* _Reading passage_:
[start]

Sunday, May 31, 2020


Case Comment
Basic Structure tendencies in the UK Parliament Prorogation Judgement

M Jashim Ali Chowdhury
PhD Candidate (Parliament Studies)
King’s College London

Published in SCLS Law Review, Vol 3 No 2 [May 2020] pp. 88-93

Abstract
The recent Parliament Prorogation Case (Cherry-Miller II) of the United Kingdom Supreme Court is being seen as a remarkable development in the constitutional system of United Kingdom. Though the UK started its journey towards a formal system of Separation of Power since 2005, a ‘weak form’ of judicial review in the nature of constitutional dialogue started since the 1998 Human Rights Act. The UK Supreme Court has shaped the system of judicial review significantly since 2017. The Gina Miller I (2017) was successful in asserting the sovereign parliament’s say in the Brexit process and thereby over the foreign affairs power of the executive. With the Supreme Court as an umpire in the power struggle between the legislature and executive, Gina Miller I marked the beginning of judiciary’s crippling into a tacit scheme of checks and balances. If Gina Miller I was a silent beginning, the recent Parliament Prorogation Case (Cherry-Miller II) perhaps constitutes a vocal articulation of judicial guardianship over the UK’s now-not-invisible scheme of checks and balances. This short analysis tries to argue why and how this is the case.

1. Introduction
Recent Parliament Prorogation Case in the UK has done more than annulling a Royal prerogative of prorogation. Mindful of the significant structural and doctrinal questions of constitutionalism involved, it is perhaps rightly asserted that it marks “the most significant judicial statement on the [UK] constitution in over 200 years”.[1] Implications of the decision are so conspicuous that critiques brand it as a “novel elevation of very general constitutional principles into actionable propositions of law” and also a “politically contestablereach of judicial power.[2] Before attempting the doctrinal aspects of the case, a brief account of recent structural adjustments in the UK’s constitutional system is necessary. A brief case history would then be followed by an elaboration of the constitutional principles surrounding the case. The case comment would then conclude by hinting some future implications of the decision.

[end]

* _Requirements_:
a - According to the prorogation case comment, since what year has the United Kingdom been moving toward a formal system of separation of powers?
b - Carry on writing the prorogation case comment, picking up directly after its final sentence.
The data that follow are separate material unrelated to the prorogation case comment.

* _Data section_:

[start]

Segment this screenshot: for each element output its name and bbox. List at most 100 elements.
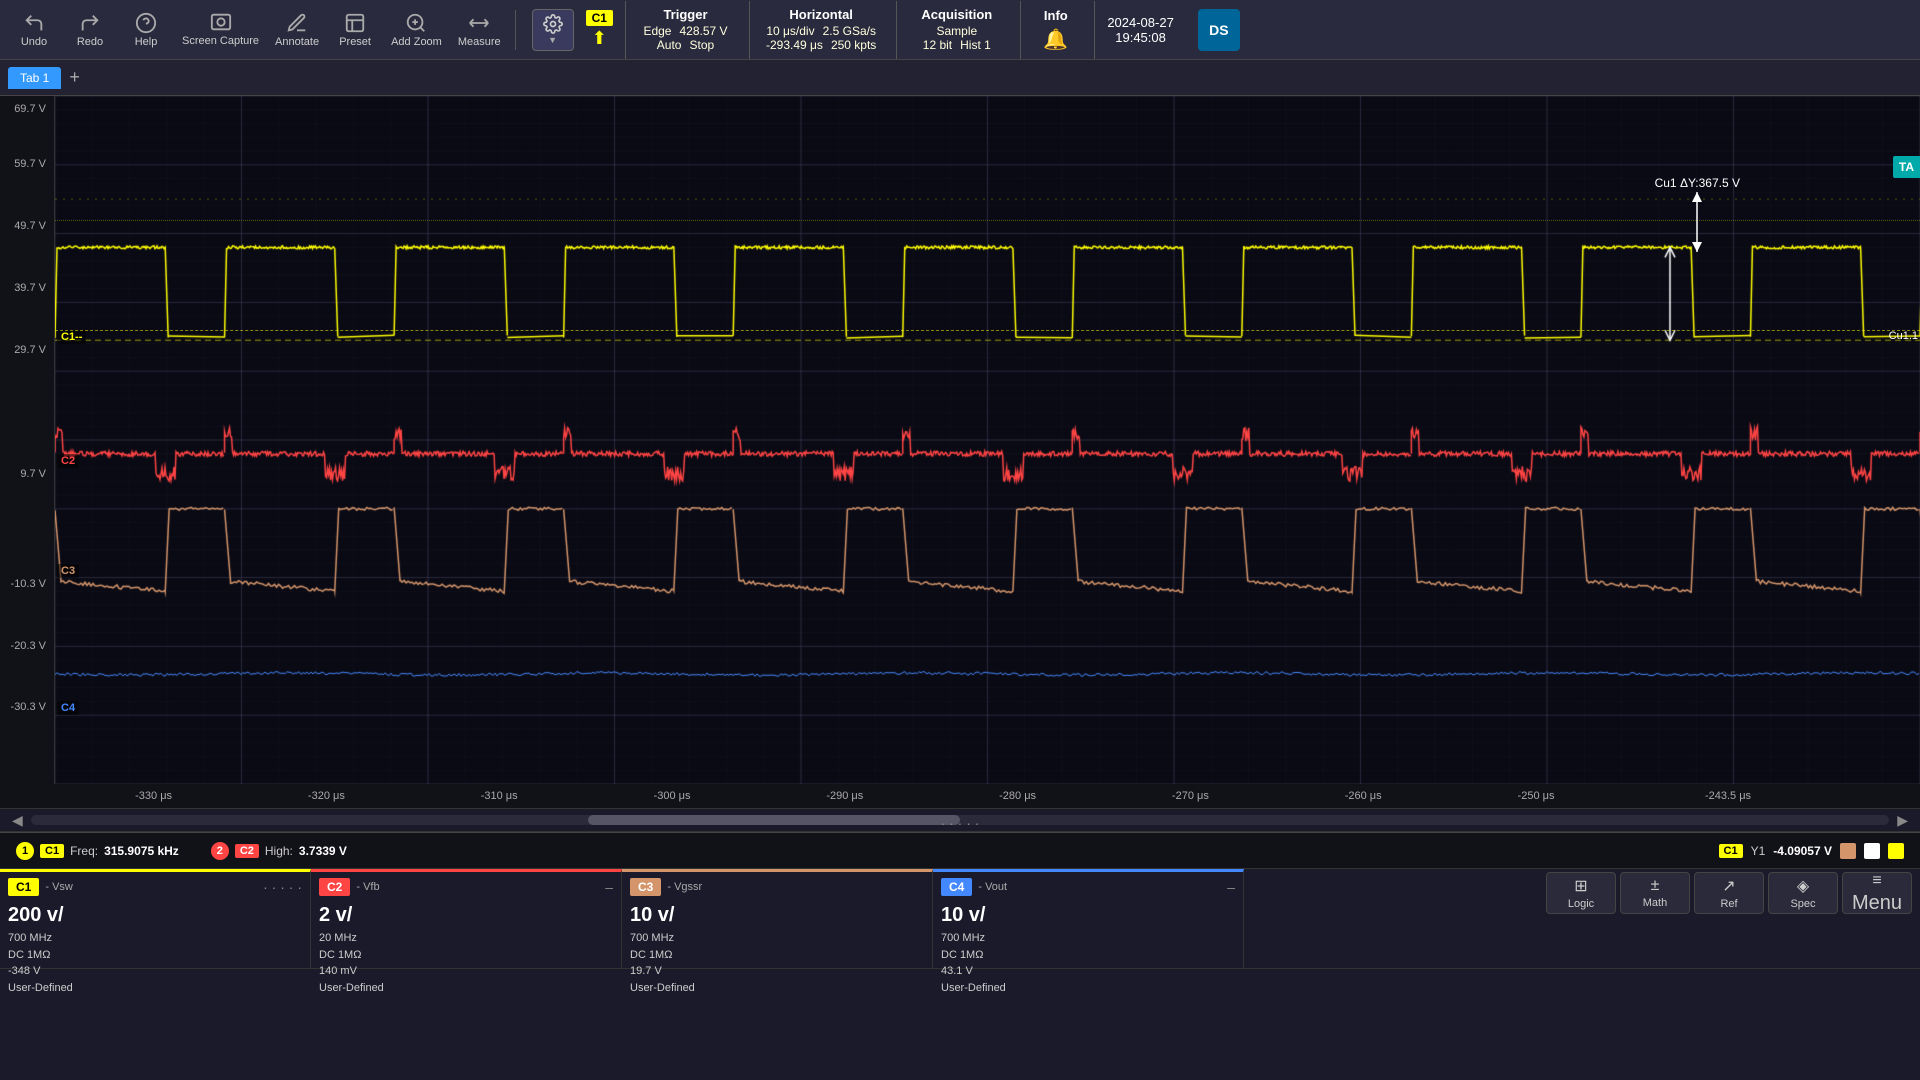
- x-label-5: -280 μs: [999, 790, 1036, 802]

[end]

* _Written answers_:
a - Since 2005.

b -
2. The Institutional Context
The Westminster system of the United Kingdom is popularly known as a system of fusion, rather than separation, of executive, legislative and judicial powers. It is only in 1998 that the Human Rights Act marked the judiciary’s entry into an era of ‘democratic dialogue’[3] where the court would convey a signal of any other statute’s inconsistency of with rights protected by the Act.

Next, the Constitutional Reform Act of 2005 initiated a drastic structural realignment between the executive, legislature and the judiciary. House of Lords lost its Highest Court of Appeal status. Instead, framework for a separate Supreme Court was laid down. Lord Chancellor’s tripartite role of Justice Minister, Chief of the Judiciary and Speaker of the Lords was curtailed down to Ministry of Justice only. A separate Judicial Appointments Commission was established. Speakership of the House of Lords was assigned to an elected Lord. If the Constitutional Reform Act 2005 stands for the UK’s transformation from a system of Fusion of Powers towards one of Separation of Powers,[4] the recent Parliament Prorogation Case, it may be argued, might have initiated the system Checks and Balances there.

3. Case History
In 2016, British people voted by a very narrow margin for UK to leave the European Union. Soon after the referendum, a civil rights activist Gina Miller approached the court seeking a declaration that the government of UK may not leave the EU with or without a negotiated deal unless the deal or no-deal is explicitly endorsed by the Parliament. By now known as Gina Miller I, the case was successful in establishing that government’s unilateral move with the Brexit process would affect the parliament’s pre-established say under the European Communities Act 1972 (Miller v Secretary of State for Exiting the European Union [2017] UKSC 5).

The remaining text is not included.